▶ **What you have to do**
Please pull every line from the material below and reproduce each one word for word, without changes.
───── Records provided
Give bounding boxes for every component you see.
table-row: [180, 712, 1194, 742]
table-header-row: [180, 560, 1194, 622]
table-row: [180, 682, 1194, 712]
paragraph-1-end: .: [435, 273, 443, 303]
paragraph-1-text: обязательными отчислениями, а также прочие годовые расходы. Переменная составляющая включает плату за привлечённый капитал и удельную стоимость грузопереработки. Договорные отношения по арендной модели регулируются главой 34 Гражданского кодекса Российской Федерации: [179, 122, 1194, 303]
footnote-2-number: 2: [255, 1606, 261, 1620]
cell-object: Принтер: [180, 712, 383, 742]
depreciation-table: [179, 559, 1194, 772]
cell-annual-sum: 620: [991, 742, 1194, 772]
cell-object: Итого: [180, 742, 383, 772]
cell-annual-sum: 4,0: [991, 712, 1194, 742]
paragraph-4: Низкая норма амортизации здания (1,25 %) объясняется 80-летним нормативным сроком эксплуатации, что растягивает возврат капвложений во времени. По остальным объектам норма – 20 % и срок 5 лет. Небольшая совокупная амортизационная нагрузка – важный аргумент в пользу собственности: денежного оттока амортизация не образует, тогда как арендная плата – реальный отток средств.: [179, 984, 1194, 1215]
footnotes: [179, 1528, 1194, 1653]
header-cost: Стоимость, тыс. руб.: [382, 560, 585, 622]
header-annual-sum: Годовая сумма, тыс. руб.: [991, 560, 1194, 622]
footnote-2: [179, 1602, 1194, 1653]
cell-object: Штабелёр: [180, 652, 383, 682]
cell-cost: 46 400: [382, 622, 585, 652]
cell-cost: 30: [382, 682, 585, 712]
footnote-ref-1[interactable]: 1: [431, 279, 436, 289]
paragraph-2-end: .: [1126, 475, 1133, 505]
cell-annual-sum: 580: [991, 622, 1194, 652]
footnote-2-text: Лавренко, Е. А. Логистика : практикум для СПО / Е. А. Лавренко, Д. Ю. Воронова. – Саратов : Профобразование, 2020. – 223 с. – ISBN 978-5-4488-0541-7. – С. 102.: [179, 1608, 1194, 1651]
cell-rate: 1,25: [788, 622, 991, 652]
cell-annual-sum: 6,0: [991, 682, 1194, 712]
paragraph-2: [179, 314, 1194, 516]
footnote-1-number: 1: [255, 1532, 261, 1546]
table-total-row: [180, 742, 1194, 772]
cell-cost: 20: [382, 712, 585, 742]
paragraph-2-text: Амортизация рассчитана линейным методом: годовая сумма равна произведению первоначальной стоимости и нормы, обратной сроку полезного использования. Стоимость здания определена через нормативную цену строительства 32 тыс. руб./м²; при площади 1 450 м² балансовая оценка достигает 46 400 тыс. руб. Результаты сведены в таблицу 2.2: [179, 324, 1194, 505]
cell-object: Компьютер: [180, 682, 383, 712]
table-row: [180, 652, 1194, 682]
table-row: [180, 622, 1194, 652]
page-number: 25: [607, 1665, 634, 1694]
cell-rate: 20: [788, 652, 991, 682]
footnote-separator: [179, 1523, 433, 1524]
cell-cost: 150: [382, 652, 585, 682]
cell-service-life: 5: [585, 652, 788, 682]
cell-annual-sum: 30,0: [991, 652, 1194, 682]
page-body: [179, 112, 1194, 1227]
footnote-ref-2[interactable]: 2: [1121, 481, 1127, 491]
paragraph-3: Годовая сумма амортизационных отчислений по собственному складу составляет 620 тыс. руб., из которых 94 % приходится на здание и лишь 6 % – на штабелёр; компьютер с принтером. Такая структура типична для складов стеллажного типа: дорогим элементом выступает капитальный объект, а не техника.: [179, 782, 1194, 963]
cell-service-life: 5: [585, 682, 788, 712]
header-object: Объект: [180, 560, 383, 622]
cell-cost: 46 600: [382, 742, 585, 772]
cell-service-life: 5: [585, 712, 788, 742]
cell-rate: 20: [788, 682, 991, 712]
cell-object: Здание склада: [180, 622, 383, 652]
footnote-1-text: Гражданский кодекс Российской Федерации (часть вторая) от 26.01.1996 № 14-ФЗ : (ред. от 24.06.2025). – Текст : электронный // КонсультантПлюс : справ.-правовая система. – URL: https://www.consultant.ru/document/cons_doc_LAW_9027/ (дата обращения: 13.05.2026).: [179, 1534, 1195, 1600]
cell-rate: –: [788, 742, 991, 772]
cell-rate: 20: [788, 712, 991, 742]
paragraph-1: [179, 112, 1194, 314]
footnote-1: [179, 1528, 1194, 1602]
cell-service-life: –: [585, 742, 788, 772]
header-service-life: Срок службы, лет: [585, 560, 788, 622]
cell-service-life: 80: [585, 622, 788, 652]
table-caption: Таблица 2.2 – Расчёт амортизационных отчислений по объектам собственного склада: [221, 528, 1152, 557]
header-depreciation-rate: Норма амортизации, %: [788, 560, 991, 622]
──────────
▶ **The response**
Give bounding boxes for every component you see.
table-row: [180, 712, 1194, 742]
table-header-row: [180, 560, 1194, 622]
table-row: [180, 682, 1194, 712]
paragraph-1-end: .: [435, 273, 443, 303]
paragraph-1-text: обязательными отчислениями, а также прочие годовые расходы. Переменная составляющая включает плату за привлечённый капитал и удельную стоимость грузопереработки. Договорные отношения по арендной модели регулируются главой 34 Гражданского кодекса Российской Федерации: [179, 122, 1194, 303]
footnote-2-number: 2: [255, 1606, 261, 1620]
cell-object: Принтер: [180, 712, 383, 742]
depreciation-table: [179, 559, 1194, 772]
cell-annual-sum: 620: [991, 742, 1194, 772]
cell-object: Итого: [180, 742, 383, 772]
cell-annual-sum: 4,0: [991, 712, 1194, 742]
paragraph-4: Низкая норма амортизации здания (1,25 %) объясняется 80-летним нормативным сроком эксплуатации, что растягивает возврат капвложений во времени. По остальным объектам норма – 20 % и срок 5 лет. Небольшая совокупная амортизационная нагрузка – важный аргумент в пользу собственности: денежного оттока амортизация не образует, тогда как арендная плата – реальный отток средств.: [179, 984, 1194, 1215]
footnotes: [179, 1528, 1194, 1653]
header-cost: Стоимость, тыс. руб.: [382, 560, 585, 622]
header-annual-sum: Годовая сумма, тыс. руб.: [991, 560, 1194, 622]
footnote-2: [179, 1602, 1194, 1653]
cell-object: Штабелёр: [180, 652, 383, 682]
cell-cost: 46 400: [382, 622, 585, 652]
cell-cost: 30: [382, 682, 585, 712]
footnote-ref-1[interactable]: 1: [431, 279, 436, 289]
paragraph-2-end: .: [1126, 475, 1133, 505]
cell-annual-sum: 580: [991, 622, 1194, 652]
footnote-2-text: Лавренко, Е. А. Логистика : практикум для СПО / Е. А. Лавренко, Д. Ю. Воронова. – Саратов : Профобразование, 2020. – 223 с. – ISBN 978-5-4488-0541-7. – С. 102.: [179, 1608, 1194, 1651]
cell-rate: 1,25: [788, 622, 991, 652]
cell-annual-sum: 6,0: [991, 682, 1194, 712]
paragraph-2: [179, 314, 1194, 516]
footnote-1-number: 1: [255, 1532, 261, 1546]
table-total-row: [180, 742, 1194, 772]
cell-cost: 20: [382, 712, 585, 742]
paragraph-2-text: Амортизация рассчитана линейным методом: годовая сумма равна произведению первоначальной стоимости и нормы, обратной сроку полезного использования. Стоимость здания определена через нормативную цену строительства 32 тыс. руб./м²; при площади 1 450 м² балансовая оценка достигает 46 400 тыс. руб. Результаты сведены в таблицу 2.2: [179, 324, 1194, 505]
cell-object: Компьютер: [180, 682, 383, 712]
table-row: [180, 652, 1194, 682]
table-row: [180, 622, 1194, 652]
page-number: 25: [607, 1665, 634, 1694]
cell-rate: 20: [788, 652, 991, 682]
footnote-separator: [179, 1523, 433, 1524]
cell-cost: 150: [382, 652, 585, 682]
cell-service-life: 5: [585, 652, 788, 682]
cell-annual-sum: 30,0: [991, 652, 1194, 682]
page-body: [179, 112, 1194, 1227]
footnote-ref-2[interactable]: 2: [1121, 481, 1127, 491]
paragraph-3: Годовая сумма амортизационных отчислений по собственному складу составляет 620 тыс. руб., из которых 94 % приходится на здание и лишь 6 % – на штабелёр; компьютер с принтером. Такая структура типична для складов стеллажного типа: дорогим элементом выступает капитальный объект, а не техника.: [179, 782, 1194, 963]
cell-service-life: 5: [585, 682, 788, 712]
header-object: Объект: [180, 560, 383, 622]
cell-cost: 46 600: [382, 742, 585, 772]
cell-service-life: 5: [585, 712, 788, 742]
cell-rate: 20: [788, 682, 991, 712]
cell-object: Здание склада: [180, 622, 383, 652]
footnote-1-text: Гражданский кодекс Российской Федерации (часть вторая) от 26.01.1996 № 14-ФЗ : (ред. от 24.06.2025). – Текст : электронный // КонсультантПлюс : справ.-правовая система. – URL: https://www.consultant.ru/document/cons_doc_LAW_9027/ (дата обращения: 13.05.2026).: [179, 1534, 1195, 1600]
cell-rate: –: [788, 742, 991, 772]
cell-rate: 20: [788, 712, 991, 742]
paragraph-1: [179, 112, 1194, 314]
footnote-1: [179, 1528, 1194, 1602]
cell-service-life: –: [585, 742, 788, 772]
header-service-life: Срок службы, лет: [585, 560, 788, 622]
cell-service-life: 80: [585, 622, 788, 652]
table-caption: Таблица 2.2 – Расчёт амортизационных отчислений по объектам собственного склада: [221, 528, 1152, 557]
header-depreciation-rate: Норма амортизации, %: [788, 560, 991, 622]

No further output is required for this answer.